Return every line of the records below unchanged and in the same order.

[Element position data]
____________________

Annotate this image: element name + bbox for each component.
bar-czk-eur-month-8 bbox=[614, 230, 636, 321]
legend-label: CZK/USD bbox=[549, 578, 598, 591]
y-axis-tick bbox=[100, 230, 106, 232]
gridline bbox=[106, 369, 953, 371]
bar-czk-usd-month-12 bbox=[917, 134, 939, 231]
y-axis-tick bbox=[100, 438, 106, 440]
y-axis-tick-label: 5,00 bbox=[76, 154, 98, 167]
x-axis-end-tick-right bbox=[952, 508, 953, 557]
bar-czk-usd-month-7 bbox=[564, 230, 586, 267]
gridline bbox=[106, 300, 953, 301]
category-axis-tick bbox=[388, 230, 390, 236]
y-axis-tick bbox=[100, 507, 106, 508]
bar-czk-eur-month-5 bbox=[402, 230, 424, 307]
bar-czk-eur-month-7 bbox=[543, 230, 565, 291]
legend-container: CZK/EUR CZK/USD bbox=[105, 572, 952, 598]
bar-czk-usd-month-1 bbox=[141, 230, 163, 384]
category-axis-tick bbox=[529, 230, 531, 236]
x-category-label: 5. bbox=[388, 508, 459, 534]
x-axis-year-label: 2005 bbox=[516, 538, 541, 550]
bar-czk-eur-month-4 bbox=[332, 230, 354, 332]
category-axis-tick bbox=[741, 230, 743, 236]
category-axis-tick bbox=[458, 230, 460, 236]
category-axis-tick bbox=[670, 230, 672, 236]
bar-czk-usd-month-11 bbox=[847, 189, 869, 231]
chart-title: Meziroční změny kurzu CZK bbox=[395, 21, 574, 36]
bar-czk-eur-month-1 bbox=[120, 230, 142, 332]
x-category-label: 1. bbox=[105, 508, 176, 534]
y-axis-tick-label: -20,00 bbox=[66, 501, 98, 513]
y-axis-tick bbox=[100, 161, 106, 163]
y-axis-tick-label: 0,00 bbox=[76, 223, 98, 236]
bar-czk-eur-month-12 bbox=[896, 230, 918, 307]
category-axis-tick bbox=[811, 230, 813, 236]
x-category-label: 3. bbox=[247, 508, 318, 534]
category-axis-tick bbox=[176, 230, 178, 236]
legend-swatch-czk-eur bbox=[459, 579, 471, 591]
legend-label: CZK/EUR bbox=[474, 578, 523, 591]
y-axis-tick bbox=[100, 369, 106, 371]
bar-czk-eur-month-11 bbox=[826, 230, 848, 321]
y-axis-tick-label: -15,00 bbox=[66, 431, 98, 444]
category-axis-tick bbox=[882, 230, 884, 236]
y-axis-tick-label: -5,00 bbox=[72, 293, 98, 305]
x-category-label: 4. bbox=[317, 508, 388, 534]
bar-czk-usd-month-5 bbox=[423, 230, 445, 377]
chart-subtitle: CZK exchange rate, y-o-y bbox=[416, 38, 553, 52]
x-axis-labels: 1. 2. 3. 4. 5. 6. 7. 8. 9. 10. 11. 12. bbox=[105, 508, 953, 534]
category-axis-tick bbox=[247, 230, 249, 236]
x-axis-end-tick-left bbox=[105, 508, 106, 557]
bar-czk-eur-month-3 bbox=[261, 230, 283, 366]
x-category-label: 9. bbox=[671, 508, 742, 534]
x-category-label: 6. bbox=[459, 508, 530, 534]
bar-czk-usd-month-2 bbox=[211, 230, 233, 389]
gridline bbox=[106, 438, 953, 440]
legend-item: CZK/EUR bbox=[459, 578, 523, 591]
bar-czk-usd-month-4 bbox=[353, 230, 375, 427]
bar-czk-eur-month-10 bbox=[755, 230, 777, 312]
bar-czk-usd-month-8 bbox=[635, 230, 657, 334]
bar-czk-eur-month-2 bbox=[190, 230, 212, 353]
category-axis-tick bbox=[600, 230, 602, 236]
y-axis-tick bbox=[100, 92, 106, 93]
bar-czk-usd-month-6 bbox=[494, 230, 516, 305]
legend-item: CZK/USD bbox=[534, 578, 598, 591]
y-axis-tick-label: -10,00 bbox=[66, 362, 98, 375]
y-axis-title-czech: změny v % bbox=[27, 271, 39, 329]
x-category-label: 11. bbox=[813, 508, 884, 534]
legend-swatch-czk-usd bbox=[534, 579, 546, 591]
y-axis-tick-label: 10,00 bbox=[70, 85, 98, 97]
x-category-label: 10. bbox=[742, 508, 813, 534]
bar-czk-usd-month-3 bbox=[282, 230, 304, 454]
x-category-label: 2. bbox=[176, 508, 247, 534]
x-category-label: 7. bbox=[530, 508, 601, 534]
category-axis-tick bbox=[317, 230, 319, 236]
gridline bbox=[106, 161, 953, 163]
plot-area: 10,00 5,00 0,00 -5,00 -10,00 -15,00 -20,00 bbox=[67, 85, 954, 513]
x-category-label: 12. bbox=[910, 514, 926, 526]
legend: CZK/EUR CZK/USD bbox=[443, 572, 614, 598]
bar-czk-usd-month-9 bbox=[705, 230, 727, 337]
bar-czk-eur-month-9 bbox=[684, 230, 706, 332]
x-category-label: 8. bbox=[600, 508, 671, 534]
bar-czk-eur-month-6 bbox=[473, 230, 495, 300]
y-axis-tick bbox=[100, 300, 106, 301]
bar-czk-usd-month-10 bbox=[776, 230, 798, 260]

____________________

[FULL OUTPUT]
Annotate this image: element name + bbox for each component.
bar-czk-eur-month-8 bbox=[614, 230, 636, 321]
legend-label: CZK/USD bbox=[549, 578, 598, 591]
y-axis-tick bbox=[100, 230, 106, 232]
gridline bbox=[106, 369, 953, 371]
bar-czk-usd-month-12 bbox=[917, 134, 939, 231]
y-axis-tick bbox=[100, 438, 106, 440]
y-axis-tick-label: 5,00 bbox=[76, 154, 98, 167]
x-axis-end-tick-right bbox=[952, 508, 953, 557]
bar-czk-usd-month-7 bbox=[564, 230, 586, 267]
gridline bbox=[106, 300, 953, 301]
category-axis-tick bbox=[388, 230, 390, 236]
y-axis-tick bbox=[100, 507, 106, 508]
bar-czk-eur-month-5 bbox=[402, 230, 424, 307]
bar-czk-eur-month-7 bbox=[543, 230, 565, 291]
legend-container: CZK/EUR CZK/USD bbox=[105, 572, 952, 598]
bar-czk-usd-month-1 bbox=[141, 230, 163, 384]
category-axis-tick bbox=[529, 230, 531, 236]
x-category-label: 5. bbox=[388, 508, 459, 534]
x-axis-year-label: 2005 bbox=[516, 538, 541, 550]
bar-czk-eur-month-4 bbox=[332, 230, 354, 332]
category-axis-tick bbox=[741, 230, 743, 236]
category-axis-tick bbox=[458, 230, 460, 236]
category-axis-tick bbox=[670, 230, 672, 236]
bar-czk-usd-month-11 bbox=[847, 189, 869, 231]
chart-title: Meziroční změny kurzu CZK bbox=[395, 21, 574, 36]
bar-czk-eur-month-1 bbox=[120, 230, 142, 332]
x-category-label: 1. bbox=[105, 508, 176, 534]
y-axis-tick-label: -20,00 bbox=[66, 501, 98, 513]
y-axis-tick bbox=[100, 161, 106, 163]
y-axis-tick-label: 0,00 bbox=[76, 223, 98, 236]
bar-czk-eur-month-12 bbox=[896, 230, 918, 307]
category-axis-tick bbox=[811, 230, 813, 236]
x-category-label: 3. bbox=[247, 508, 318, 534]
category-axis-tick bbox=[176, 230, 178, 236]
legend-swatch-czk-eur bbox=[459, 579, 471, 591]
legend-label: CZK/EUR bbox=[474, 578, 523, 591]
y-axis-tick bbox=[100, 369, 106, 371]
bar-czk-eur-month-11 bbox=[826, 230, 848, 321]
y-axis-tick-label: -15,00 bbox=[66, 431, 98, 444]
category-axis-tick bbox=[882, 230, 884, 236]
y-axis-tick-label: -5,00 bbox=[72, 293, 98, 305]
x-category-label: 4. bbox=[317, 508, 388, 534]
bar-czk-usd-month-5 bbox=[423, 230, 445, 377]
chart-subtitle: CZK exchange rate, y-o-y bbox=[416, 38, 553, 52]
x-axis-labels: 1. 2. 3. 4. 5. 6. 7. 8. 9. 10. 11. 12. bbox=[105, 508, 953, 534]
category-axis-tick bbox=[247, 230, 249, 236]
x-axis-end-tick-left bbox=[105, 508, 106, 557]
bar-czk-eur-month-3 bbox=[261, 230, 283, 366]
x-category-label: 9. bbox=[671, 508, 742, 534]
x-category-label: 6. bbox=[459, 508, 530, 534]
bar-czk-usd-month-2 bbox=[211, 230, 233, 389]
gridline bbox=[106, 438, 953, 440]
legend-item: CZK/EUR bbox=[459, 578, 523, 591]
bar-czk-usd-month-4 bbox=[353, 230, 375, 427]
bar-czk-eur-month-10 bbox=[755, 230, 777, 312]
bar-czk-usd-month-8 bbox=[635, 230, 657, 334]
bar-czk-eur-month-2 bbox=[190, 230, 212, 353]
category-axis-tick bbox=[600, 230, 602, 236]
y-axis-tick bbox=[100, 92, 106, 93]
bar-czk-usd-month-6 bbox=[494, 230, 516, 305]
legend-item: CZK/USD bbox=[534, 578, 598, 591]
y-axis-tick-label: -10,00 bbox=[66, 362, 98, 375]
y-axis-title-czech: změny v % bbox=[27, 271, 39, 329]
x-category-label: 11. bbox=[813, 508, 884, 534]
legend-swatch-czk-usd bbox=[534, 579, 546, 591]
y-axis-tick-label: 10,00 bbox=[70, 85, 98, 97]
x-category-label: 10. bbox=[742, 508, 813, 534]
bar-czk-usd-month-3 bbox=[282, 230, 304, 454]
x-category-label: 2. bbox=[176, 508, 247, 534]
x-category-label: 7. bbox=[530, 508, 601, 534]
category-axis-tick bbox=[317, 230, 319, 236]
gridline bbox=[106, 161, 953, 163]
plot-area: 10,00 5,00 0,00 -5,00 -10,00 -15,00 -20,00 bbox=[67, 85, 954, 513]
x-category-label: 12. bbox=[910, 514, 926, 526]
legend: CZK/EUR CZK/USD bbox=[443, 572, 614, 598]
bar-czk-usd-month-9 bbox=[705, 230, 727, 337]
bar-czk-eur-month-9 bbox=[684, 230, 706, 332]
x-category-label: 8. bbox=[600, 508, 671, 534]
bar-czk-eur-month-6 bbox=[473, 230, 495, 300]
y-axis-tick bbox=[100, 300, 106, 301]
bar-czk-usd-month-10 bbox=[776, 230, 798, 260]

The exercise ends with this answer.